(Saved entries)

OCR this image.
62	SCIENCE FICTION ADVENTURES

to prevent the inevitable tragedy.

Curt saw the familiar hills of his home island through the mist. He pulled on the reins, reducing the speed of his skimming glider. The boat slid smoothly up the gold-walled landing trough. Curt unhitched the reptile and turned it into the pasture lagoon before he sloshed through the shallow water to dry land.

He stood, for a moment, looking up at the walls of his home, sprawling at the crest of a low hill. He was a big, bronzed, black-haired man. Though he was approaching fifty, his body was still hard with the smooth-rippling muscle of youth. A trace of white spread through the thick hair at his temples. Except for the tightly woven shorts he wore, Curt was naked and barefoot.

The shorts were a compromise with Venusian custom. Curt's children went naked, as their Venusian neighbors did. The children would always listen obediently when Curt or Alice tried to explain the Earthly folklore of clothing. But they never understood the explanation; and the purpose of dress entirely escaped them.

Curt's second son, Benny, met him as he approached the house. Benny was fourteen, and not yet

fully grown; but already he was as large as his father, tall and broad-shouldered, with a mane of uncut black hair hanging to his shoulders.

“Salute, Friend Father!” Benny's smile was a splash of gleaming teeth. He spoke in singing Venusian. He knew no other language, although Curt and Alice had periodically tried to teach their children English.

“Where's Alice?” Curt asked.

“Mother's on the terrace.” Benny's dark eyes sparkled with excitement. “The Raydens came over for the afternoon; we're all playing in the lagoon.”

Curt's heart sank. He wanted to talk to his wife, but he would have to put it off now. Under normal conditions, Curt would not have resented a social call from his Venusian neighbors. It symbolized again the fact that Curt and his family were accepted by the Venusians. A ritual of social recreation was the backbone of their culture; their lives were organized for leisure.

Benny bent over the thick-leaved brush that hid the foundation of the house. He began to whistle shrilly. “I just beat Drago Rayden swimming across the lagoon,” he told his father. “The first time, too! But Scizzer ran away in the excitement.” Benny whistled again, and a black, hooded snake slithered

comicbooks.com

Objective:
Output the records above in their entirety, exactly.

In response:
OCR this image.
62	SCIENCE FICTION ADVENTURES

to prevent the inevitable tragedy.

Curt saw the familiar hills of his home island through the mist. He pulled on the reins, reducing the speed of his skimming glider. The boat slid smoothly up the gold-walled landing trough. Curt unhitched the reptile and turned it into the pasture lagoon before he sloshed through the shallow water to dry land.

He stood, for a moment, looking up at the walls of his home, sprawling at the crest of a low hill. He was a big, bronzed, black-haired man. Though he was approaching fifty, his body was still hard with the smooth-rippling muscle of youth. A trace of white spread through the thick hair at his temples. Except for the tightly woven shorts he wore, Curt was naked and barefoot.

The shorts were a compromise with Venusian custom. Curt's children went naked, as their Venusian neighbors did. The children would always listen obediently when Curt or Alice tried to explain the Earthly folklore of clothing. But they never understood the explanation; and the purpose of dress entirely escaped them.

Curt's second son, Benny, met him as he approached the house. Benny was fourteen, and not yet

fully grown; but already he was as large as his father, tall and broad-shouldered, with a mane of uncut black hair hanging to his shoulders.

“Salute, Friend Father!” Benny's smile was a splash of gleaming teeth. He spoke in singing Venusian. He knew no other language, although Curt and Alice had periodically tried to teach their children English.

“Where's Alice?” Curt asked.

“Mother's on the terrace.” Benny's dark eyes sparkled with excitement. “The Raydens came over for the afternoon; we're all playing in the lagoon.”

Curt's heart sank. He wanted to talk to his wife, but he would have to put it off now. Under normal conditions, Curt would not have resented a social call from his Venusian neighbors. It symbolized again the fact that Curt and his family were accepted by the Venusians. A ritual of social recreation was the backbone of their culture; their lives were organized for leisure.

Benny bent over the thick-leaved brush that hid the foundation of the house. He began to whistle shrilly. “I just beat Drago Rayden swimming across the lagoon,” he told his father. “The first time, too! But Scizzer ran away in the excitement.” Benny whistled again, and a black, hooded snake slithered

comicbooks.com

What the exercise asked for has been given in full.